• **What you need to do**:
Gather all lines with "Maximum" from the records.

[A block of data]
________________________

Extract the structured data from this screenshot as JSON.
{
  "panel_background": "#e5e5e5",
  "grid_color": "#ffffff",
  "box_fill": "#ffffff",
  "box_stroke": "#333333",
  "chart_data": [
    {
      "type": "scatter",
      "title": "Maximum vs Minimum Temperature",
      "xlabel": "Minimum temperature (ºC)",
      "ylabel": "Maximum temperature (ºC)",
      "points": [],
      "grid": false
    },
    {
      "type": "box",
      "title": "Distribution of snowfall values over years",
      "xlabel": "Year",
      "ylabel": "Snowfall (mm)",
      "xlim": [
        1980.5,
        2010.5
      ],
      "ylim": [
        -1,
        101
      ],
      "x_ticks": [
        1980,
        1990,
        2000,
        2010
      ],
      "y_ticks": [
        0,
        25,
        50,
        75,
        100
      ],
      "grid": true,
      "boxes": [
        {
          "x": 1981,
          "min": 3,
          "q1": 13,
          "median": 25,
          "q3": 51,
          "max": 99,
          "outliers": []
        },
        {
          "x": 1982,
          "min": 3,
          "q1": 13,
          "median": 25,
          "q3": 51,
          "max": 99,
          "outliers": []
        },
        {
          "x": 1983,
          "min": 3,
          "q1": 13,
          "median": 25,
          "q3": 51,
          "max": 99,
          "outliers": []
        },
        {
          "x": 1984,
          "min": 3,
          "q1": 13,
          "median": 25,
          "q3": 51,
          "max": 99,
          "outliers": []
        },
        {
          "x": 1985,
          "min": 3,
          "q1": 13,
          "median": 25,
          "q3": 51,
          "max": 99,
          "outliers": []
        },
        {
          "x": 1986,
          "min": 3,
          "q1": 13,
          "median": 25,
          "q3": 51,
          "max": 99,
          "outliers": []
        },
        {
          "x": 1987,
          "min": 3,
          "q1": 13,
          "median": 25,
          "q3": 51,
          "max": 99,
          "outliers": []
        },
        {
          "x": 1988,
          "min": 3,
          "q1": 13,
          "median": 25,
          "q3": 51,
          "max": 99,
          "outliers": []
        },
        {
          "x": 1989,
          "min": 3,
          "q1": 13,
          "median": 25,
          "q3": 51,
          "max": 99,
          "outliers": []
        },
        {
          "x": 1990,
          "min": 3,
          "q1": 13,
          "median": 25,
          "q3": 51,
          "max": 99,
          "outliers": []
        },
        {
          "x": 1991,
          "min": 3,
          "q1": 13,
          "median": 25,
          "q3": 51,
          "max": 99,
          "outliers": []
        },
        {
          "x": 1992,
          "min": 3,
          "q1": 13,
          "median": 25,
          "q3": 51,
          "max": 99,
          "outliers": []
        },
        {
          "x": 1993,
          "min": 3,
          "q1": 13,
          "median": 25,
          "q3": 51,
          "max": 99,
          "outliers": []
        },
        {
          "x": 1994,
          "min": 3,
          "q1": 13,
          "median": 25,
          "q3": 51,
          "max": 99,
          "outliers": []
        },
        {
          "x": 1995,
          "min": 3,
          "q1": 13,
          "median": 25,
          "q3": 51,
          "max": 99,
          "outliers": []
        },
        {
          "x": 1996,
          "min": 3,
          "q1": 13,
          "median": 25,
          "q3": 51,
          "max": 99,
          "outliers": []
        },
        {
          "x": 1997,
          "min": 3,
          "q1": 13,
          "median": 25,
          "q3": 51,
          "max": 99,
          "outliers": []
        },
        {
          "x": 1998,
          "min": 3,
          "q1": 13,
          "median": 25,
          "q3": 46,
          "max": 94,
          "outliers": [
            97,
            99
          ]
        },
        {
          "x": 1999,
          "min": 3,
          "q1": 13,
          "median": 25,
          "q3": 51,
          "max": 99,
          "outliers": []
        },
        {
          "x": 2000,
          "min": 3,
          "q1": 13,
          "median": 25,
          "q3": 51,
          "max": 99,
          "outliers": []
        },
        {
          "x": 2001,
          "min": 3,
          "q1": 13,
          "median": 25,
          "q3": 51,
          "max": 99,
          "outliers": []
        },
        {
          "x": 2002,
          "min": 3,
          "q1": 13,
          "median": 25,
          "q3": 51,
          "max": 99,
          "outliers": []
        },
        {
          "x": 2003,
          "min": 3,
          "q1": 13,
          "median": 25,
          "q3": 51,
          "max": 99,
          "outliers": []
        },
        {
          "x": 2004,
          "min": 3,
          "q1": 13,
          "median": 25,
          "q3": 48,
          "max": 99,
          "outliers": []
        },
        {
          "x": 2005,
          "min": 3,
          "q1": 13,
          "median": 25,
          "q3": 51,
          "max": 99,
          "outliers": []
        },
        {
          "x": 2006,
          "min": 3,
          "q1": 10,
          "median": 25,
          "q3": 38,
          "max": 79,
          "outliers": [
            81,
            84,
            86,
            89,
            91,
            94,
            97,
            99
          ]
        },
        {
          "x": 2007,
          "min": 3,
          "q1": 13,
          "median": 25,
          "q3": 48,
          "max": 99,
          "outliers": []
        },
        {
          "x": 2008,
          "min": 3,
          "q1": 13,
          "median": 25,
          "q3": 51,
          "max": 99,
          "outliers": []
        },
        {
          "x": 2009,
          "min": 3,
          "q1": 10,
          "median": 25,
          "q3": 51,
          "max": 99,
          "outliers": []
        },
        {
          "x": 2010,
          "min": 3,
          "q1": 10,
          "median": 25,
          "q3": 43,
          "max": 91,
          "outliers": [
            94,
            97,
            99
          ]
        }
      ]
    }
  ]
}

________________________

• **Task response**:
      "title": "Maximum vs Minimum Temperature",
      "ylabel": "Maximum temperature (ºC)",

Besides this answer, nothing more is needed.